| Material supplied |
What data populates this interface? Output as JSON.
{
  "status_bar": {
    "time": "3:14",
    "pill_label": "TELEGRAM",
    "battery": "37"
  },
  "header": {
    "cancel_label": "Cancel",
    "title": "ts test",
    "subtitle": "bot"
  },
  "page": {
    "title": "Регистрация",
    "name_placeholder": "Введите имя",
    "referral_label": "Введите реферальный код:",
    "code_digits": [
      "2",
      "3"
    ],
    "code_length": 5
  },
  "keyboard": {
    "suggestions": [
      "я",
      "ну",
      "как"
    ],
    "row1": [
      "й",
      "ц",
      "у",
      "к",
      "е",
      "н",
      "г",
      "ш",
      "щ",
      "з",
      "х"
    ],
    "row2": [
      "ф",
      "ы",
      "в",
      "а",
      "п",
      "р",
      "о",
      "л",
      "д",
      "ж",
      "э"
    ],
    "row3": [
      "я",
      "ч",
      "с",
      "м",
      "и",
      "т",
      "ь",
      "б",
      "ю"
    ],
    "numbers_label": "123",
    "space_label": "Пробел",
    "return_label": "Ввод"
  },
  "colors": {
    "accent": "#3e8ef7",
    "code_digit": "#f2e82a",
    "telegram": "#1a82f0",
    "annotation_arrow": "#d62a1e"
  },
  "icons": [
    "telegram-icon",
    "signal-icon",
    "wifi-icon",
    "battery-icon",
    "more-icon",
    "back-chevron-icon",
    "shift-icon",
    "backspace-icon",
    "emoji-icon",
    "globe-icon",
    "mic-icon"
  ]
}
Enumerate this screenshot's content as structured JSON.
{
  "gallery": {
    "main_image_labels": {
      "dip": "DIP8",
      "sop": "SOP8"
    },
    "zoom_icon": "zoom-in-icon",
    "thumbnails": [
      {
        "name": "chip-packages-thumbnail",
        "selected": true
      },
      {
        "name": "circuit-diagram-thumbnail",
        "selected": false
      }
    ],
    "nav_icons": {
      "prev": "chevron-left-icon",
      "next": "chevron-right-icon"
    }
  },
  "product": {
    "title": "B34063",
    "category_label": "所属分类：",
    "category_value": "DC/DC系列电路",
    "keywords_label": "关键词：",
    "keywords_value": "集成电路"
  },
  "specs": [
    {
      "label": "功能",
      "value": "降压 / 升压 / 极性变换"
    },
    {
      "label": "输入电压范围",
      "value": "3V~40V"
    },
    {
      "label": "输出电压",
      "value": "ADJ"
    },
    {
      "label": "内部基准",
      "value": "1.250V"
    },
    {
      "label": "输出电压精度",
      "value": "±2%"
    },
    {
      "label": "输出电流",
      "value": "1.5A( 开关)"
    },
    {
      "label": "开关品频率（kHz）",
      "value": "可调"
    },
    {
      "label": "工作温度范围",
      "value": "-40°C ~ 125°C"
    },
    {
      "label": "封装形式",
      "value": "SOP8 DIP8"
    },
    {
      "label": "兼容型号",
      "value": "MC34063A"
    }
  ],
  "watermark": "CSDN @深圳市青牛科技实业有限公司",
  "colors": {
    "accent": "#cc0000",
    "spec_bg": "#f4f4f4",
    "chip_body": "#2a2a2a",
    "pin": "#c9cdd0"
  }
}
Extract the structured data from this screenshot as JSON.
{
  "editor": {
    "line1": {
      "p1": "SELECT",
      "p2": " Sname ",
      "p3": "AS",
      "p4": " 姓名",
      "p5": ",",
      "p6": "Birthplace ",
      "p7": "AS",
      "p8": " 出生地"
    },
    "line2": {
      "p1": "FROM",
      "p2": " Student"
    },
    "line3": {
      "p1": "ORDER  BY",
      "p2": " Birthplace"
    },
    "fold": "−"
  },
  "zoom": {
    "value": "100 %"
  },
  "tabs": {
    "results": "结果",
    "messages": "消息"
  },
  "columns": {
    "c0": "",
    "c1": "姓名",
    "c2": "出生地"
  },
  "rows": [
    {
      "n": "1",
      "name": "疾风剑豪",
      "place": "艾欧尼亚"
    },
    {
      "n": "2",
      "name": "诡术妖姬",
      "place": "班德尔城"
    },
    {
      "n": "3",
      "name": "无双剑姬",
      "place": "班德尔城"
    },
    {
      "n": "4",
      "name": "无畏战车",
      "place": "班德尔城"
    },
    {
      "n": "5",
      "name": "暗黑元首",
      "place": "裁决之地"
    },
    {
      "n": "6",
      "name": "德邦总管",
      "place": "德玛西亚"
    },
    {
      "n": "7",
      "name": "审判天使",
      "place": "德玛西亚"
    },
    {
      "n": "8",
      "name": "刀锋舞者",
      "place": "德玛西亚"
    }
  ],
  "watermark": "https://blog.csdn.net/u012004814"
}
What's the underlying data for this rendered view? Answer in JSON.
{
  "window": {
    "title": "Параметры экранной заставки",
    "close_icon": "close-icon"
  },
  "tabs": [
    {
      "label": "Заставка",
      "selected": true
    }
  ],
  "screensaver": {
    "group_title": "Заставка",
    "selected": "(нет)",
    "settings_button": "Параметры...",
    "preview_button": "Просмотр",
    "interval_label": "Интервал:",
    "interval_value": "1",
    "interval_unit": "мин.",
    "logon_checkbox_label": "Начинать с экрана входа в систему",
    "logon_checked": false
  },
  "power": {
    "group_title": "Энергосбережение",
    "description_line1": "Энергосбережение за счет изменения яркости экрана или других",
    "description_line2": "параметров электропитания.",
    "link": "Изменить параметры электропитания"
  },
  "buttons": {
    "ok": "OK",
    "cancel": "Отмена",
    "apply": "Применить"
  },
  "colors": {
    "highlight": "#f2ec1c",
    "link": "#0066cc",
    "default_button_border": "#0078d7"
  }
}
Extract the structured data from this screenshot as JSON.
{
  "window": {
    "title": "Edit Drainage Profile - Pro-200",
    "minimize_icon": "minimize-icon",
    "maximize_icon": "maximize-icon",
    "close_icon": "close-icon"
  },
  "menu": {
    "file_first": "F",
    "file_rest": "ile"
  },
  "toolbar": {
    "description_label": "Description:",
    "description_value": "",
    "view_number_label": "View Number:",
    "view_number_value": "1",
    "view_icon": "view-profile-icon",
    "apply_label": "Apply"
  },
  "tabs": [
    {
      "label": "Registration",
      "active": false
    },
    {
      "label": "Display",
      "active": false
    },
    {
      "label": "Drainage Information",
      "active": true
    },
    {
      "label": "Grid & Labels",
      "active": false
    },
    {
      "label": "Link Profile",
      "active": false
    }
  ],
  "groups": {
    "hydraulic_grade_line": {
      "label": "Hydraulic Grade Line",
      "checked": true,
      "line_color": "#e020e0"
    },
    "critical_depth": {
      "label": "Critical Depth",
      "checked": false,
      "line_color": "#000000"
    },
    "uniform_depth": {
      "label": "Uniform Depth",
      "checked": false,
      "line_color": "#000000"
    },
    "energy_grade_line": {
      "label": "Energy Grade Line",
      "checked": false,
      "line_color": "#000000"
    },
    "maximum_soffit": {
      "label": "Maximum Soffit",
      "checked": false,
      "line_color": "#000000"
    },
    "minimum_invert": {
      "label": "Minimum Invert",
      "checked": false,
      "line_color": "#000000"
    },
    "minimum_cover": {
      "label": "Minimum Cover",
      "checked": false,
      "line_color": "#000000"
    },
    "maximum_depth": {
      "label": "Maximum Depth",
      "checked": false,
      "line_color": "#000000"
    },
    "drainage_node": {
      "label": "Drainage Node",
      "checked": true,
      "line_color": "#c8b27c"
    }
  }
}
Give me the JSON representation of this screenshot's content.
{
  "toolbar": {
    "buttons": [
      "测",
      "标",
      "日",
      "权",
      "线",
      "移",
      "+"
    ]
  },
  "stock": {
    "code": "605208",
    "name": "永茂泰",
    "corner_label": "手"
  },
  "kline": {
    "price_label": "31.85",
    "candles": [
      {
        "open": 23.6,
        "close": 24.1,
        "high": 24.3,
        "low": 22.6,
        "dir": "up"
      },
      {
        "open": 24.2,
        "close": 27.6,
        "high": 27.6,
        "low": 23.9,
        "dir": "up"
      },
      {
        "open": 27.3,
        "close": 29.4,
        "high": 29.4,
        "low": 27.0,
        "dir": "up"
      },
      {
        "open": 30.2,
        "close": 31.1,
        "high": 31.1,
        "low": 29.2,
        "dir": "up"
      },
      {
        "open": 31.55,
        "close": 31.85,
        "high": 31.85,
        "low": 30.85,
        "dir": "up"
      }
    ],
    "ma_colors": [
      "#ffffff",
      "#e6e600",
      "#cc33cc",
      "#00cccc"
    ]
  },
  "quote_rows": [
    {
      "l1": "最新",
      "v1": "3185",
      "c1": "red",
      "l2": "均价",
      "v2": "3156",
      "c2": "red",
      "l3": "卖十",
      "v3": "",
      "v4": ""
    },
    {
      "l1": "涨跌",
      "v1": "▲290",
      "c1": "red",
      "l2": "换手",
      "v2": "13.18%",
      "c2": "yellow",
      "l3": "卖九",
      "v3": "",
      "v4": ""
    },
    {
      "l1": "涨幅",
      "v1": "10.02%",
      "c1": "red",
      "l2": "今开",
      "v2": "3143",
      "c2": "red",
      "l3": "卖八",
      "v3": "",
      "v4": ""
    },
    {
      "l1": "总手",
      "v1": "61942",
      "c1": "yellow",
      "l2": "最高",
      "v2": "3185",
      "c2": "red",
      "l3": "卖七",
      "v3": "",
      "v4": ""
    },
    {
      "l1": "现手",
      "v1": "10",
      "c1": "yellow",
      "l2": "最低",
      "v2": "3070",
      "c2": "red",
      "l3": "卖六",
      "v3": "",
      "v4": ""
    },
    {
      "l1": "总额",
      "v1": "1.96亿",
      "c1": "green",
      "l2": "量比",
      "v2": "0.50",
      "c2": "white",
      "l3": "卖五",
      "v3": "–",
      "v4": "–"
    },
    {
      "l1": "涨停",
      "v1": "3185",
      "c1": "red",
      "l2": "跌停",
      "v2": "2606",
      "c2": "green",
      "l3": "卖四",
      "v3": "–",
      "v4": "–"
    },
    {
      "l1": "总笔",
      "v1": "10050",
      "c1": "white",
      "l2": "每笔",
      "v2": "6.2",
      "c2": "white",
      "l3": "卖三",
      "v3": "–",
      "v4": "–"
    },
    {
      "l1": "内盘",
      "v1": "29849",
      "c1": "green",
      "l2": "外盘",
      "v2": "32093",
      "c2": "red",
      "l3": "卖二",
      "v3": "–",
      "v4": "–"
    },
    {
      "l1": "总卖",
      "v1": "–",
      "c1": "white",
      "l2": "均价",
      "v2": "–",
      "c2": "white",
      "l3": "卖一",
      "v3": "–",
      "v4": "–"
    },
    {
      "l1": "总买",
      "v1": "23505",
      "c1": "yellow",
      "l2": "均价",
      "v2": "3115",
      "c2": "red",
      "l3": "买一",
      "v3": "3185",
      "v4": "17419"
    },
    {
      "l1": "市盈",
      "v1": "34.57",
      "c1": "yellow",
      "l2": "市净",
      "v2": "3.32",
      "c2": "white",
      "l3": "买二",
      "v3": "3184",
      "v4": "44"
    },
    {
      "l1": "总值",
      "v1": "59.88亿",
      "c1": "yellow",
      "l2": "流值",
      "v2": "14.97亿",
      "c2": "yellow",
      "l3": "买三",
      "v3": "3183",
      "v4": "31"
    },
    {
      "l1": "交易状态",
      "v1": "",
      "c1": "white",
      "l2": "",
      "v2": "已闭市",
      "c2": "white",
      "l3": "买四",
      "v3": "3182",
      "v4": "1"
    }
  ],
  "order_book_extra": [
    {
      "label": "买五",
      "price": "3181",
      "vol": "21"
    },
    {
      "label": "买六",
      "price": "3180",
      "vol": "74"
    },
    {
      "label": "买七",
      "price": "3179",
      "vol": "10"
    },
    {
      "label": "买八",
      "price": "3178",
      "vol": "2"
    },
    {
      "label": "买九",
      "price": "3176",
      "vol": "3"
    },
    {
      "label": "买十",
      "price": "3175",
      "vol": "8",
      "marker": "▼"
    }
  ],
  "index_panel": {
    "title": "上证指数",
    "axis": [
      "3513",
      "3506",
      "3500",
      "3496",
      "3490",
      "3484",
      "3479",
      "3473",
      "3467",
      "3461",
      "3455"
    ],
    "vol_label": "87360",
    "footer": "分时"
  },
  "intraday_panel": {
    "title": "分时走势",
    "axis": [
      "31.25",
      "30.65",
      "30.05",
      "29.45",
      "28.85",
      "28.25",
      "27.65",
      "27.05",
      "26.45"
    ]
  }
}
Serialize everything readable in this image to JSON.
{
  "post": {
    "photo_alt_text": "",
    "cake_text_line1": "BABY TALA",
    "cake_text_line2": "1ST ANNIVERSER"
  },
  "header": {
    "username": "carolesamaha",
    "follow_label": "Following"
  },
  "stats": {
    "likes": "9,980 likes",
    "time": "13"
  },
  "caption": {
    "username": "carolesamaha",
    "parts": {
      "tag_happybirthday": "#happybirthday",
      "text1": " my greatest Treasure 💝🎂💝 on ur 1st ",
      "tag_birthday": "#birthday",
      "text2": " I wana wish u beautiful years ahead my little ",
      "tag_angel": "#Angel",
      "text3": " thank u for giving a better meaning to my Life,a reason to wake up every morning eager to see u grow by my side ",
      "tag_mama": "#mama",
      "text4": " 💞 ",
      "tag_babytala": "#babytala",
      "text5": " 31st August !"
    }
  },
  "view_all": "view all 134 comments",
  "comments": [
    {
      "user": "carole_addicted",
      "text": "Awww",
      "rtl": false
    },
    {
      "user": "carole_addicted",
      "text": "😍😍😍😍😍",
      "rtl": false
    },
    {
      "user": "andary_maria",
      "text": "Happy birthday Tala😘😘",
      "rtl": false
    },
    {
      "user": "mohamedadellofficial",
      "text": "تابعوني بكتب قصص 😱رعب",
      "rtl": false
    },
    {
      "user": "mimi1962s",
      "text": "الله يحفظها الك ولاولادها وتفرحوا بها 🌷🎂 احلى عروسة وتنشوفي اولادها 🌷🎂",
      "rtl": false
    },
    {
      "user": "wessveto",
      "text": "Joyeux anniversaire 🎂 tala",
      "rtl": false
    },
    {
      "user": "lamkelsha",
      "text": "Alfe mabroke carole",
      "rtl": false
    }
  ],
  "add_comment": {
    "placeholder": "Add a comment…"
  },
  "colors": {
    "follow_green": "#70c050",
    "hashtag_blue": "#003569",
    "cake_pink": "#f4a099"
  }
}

| Exercise task |
Extract all lines containing the word "true".

| Task response |
        "selected": true
      "selected": true
      "active": true
      "checked": true,
      "checked": true,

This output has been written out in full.